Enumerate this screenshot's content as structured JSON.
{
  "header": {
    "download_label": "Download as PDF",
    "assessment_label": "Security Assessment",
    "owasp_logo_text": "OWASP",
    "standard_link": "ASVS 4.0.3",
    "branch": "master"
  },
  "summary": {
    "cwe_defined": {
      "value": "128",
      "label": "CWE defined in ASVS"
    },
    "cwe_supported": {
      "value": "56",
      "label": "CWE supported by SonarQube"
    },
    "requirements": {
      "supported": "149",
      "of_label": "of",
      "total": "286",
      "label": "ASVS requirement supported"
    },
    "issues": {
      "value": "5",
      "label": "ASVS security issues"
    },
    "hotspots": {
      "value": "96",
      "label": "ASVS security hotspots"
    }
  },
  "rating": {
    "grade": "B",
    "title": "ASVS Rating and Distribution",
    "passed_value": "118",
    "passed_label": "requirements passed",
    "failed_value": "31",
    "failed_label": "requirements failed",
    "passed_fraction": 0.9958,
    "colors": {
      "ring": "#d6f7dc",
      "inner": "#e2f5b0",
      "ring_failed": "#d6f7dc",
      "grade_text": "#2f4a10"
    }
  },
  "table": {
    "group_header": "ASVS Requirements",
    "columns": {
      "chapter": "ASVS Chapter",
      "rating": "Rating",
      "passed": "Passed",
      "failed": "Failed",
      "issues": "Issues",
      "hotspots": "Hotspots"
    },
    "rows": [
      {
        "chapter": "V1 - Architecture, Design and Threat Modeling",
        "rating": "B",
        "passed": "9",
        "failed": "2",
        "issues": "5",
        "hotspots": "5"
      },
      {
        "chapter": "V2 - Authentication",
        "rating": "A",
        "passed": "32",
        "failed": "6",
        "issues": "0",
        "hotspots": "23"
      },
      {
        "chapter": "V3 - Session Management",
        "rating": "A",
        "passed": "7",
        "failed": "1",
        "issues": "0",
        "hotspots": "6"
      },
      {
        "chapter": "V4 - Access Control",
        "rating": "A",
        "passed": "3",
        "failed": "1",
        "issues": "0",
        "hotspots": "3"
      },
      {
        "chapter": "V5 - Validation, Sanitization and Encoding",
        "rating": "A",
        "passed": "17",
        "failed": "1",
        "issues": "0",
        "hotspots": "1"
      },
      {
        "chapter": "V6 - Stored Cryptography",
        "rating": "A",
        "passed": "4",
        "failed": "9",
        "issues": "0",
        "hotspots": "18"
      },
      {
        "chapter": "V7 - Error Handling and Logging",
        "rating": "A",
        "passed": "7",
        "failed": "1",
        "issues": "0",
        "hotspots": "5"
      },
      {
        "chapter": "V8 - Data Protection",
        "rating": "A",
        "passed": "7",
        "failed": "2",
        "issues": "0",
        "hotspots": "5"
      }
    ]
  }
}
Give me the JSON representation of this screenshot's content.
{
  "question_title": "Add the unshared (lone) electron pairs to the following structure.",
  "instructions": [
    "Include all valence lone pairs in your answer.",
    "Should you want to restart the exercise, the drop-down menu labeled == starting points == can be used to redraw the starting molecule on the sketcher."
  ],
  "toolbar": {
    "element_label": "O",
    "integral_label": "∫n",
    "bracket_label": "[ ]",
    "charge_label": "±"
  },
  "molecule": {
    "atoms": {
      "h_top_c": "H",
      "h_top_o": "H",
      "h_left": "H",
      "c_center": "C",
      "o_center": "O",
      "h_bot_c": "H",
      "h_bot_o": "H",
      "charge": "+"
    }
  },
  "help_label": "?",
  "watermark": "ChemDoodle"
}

=======

Send back every record, precisely as written.

Enumerate this screenshot's content as structured JSON.
{
  "header": {
    "download_label": "Download as PDF",
    "assessment_label": "Security Assessment",
    "owasp_logo_text": "OWASP",
    "standard_link": "ASVS 4.0.3",
    "branch": "master"
  },
  "summary": {
    "cwe_defined": {
      "value": "128",
      "label": "CWE defined in ASVS"
    },
    "cwe_supported": {
      "value": "56",
      "label": "CWE supported by SonarQube"
    },
    "requirements": {
      "supported": "149",
      "of_label": "of",
      "total": "286",
      "label": "ASVS requirement supported"
    },
    "issues": {
      "value": "5",
      "label": "ASVS security issues"
    },
    "hotspots": {
      "value": "96",
      "label": "ASVS security hotspots"
    }
  },
  "rating": {
    "grade": "B",
    "title": "ASVS Rating and Distribution",
    "passed_value": "118",
    "passed_label": "requirements passed",
    "failed_value": "31",
    "failed_label": "requirements failed",
    "passed_fraction": 0.9958,
    "colors": {
      "ring": "#d6f7dc",
      "inner": "#e2f5b0",
      "ring_failed": "#d6f7dc",
      "grade_text": "#2f4a10"
    }
  },
  "table": {
    "group_header": "ASVS Requirements",
    "columns": {
      "chapter": "ASVS Chapter",
      "rating": "Rating",
      "passed": "Passed",
      "failed": "Failed",
      "issues": "Issues",
      "hotspots": "Hotspots"
    },
    "rows": [
      {
        "chapter": "V1 - Architecture, Design and Threat Modeling",
        "rating": "B",
        "passed": "9",
        "failed": "2",
        "issues": "5",
        "hotspots": "5"
      },
      {
        "chapter": "V2 - Authentication",
        "rating": "A",
        "passed": "32",
        "failed": "6",
        "issues": "0",
        "hotspots": "23"
      },
      {
        "chapter": "V3 - Session Management",
        "rating": "A",
        "passed": "7",
        "failed": "1",
        "issues": "0",
        "hotspots": "6"
      },
      {
        "chapter": "V4 - Access Control",
        "rating": "A",
        "passed": "3",
        "failed": "1",
        "issues": "0",
        "hotspots": "3"
      },
      {
        "chapter": "V5 - Validation, Sanitization and Encoding",
        "rating": "A",
        "passed": "17",
        "failed": "1",
        "issues": "0",
        "hotspots": "1"
      },
      {
        "chapter": "V6 - Stored Cryptography",
        "rating": "A",
        "passed": "4",
        "failed": "9",
        "issues": "0",
        "hotspots": "18"
      },
      {
        "chapter": "V7 - Error Handling and Logging",
        "rating": "A",
        "passed": "7",
        "failed": "1",
        "issues": "0",
        "hotspots": "5"
      },
      {
        "chapter": "V8 - Data Protection",
        "rating": "A",
        "passed": "7",
        "failed": "2",
        "issues": "0",
        "hotspots": "5"
      }
    ]
  }
}
Give me the JSON representation of this screenshot's content.
{
  "question_title": "Add the unshared (lone) electron pairs to the following structure.",
  "instructions": [
    "Include all valence lone pairs in your answer.",
    "Should you want to restart the exercise, the drop-down menu labeled == starting points == can be used to redraw the starting molecule on the sketcher."
  ],
  "toolbar": {
    "element_label": "O",
    "integral_label": "∫n",
    "bracket_label": "[ ]",
    "charge_label": "±"
  },
  "molecule": {
    "atoms": {
      "h_top_c": "H",
      "h_top_o": "H",
      "h_left": "H",
      "c_center": "C",
      "o_center": "O",
      "h_bot_c": "H",
      "h_bot_o": "H",
      "charge": "+"
    }
  },
  "help_label": "?",
  "watermark": "ChemDoodle"
}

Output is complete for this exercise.